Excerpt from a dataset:
Begin

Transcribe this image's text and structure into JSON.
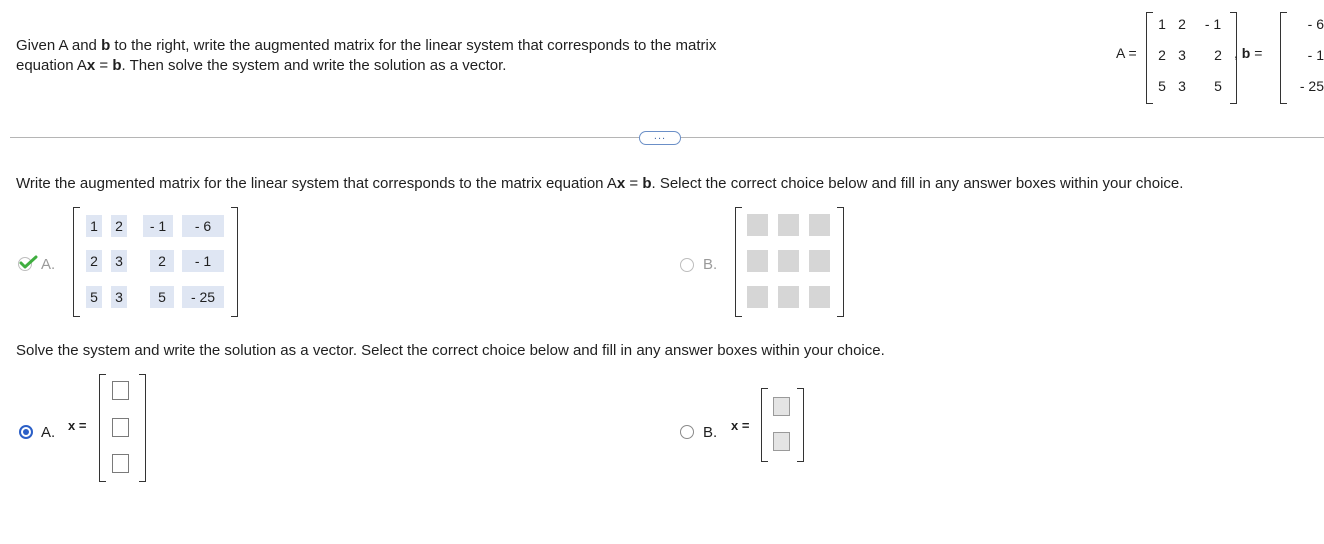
{
  "problem": {
    "prompt_line1": "Given A and b to the right, write the augmented matrix for the linear system that corresponds to the matrix",
    "prompt_line2": "equation Ax = b. Then solve the system and write the solution as a vector."
  },
  "given": {
    "a_label": "A =",
    "b_label": ", b =",
    "A": [
      [
        "1",
        "2",
        "- 1"
      ],
      [
        "2",
        "3",
        "2"
      ],
      [
        "5",
        "3",
        "5"
      ]
    ],
    "b": [
      "- 6",
      "- 1",
      "- 25"
    ]
  },
  "more_button": "...",
  "part1": {
    "question": "Write the augmented matrix for the linear system that corresponds to the matrix equation Ax = b. Select the correct choice below and fill in any answer boxes within your choice.",
    "option_a_label": "A.",
    "option_b_label": "B.",
    "augmented": [
      [
        "1",
        "2",
        "- 1",
        "- 6"
      ],
      [
        "2",
        "3",
        "2",
        "- 1"
      ],
      [
        "5",
        "3",
        "5",
        "- 25"
      ]
    ],
    "option_a_status": "correct"
  },
  "part2": {
    "question": "Solve the system and write the solution as a vector. Select the correct choice below and fill in any answer boxes within your choice.",
    "option_a_label": "A.",
    "option_b_label": "B.",
    "x_label": "x =",
    "selected": "A"
  },
  "colors": {
    "accent": "#2b5fc7",
    "correct_check": "#3fae3f",
    "shade": "#dfe6f3"
  }
}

End

The problem: Except for the pictures, reproduce every line exactly.

Exercise response:
Transcribe this image's text and structure into JSON.
{
  "problem": {
    "prompt_line1": "Given A and b to the right, write the augmented matrix for the linear system that corresponds to the matrix",
    "prompt_line2": "equation Ax = b. Then solve the system and write the solution as a vector."
  },
  "given": {
    "a_label": "A =",
    "b_label": ", b =",
    "A": [
      [
        "1",
        "2",
        "- 1"
      ],
      [
        "2",
        "3",
        "2"
      ],
      [
        "5",
        "3",
        "5"
      ]
    ],
    "b": [
      "- 6",
      "- 1",
      "- 25"
    ]
  },
  "more_button": "...",
  "part1": {
    "question": "Write the augmented matrix for the linear system that corresponds to the matrix equation Ax = b. Select the correct choice below and fill in any answer boxes within your choice.",
    "option_a_label": "A.",
    "option_b_label": "B.",
    "augmented": [
      [
        "1",
        "2",
        "- 1",
        "- 6"
      ],
      [
        "2",
        "3",
        "2",
        "- 1"
      ],
      [
        "5",
        "3",
        "5",
        "- 25"
      ]
    ],
    "option_a_status": "correct"
  },
  "part2": {
    "question": "Solve the system and write the solution as a vector. Select the correct choice below and fill in any answer boxes within your choice.",
    "option_a_label": "A.",
    "option_b_label": "B.",
    "x_label": "x =",
    "selected": "A"
  },
  "colors": {
    "accent": "#2b5fc7",
    "correct_check": "#3fae3f",
    "shade": "#dfe6f3"
  }
}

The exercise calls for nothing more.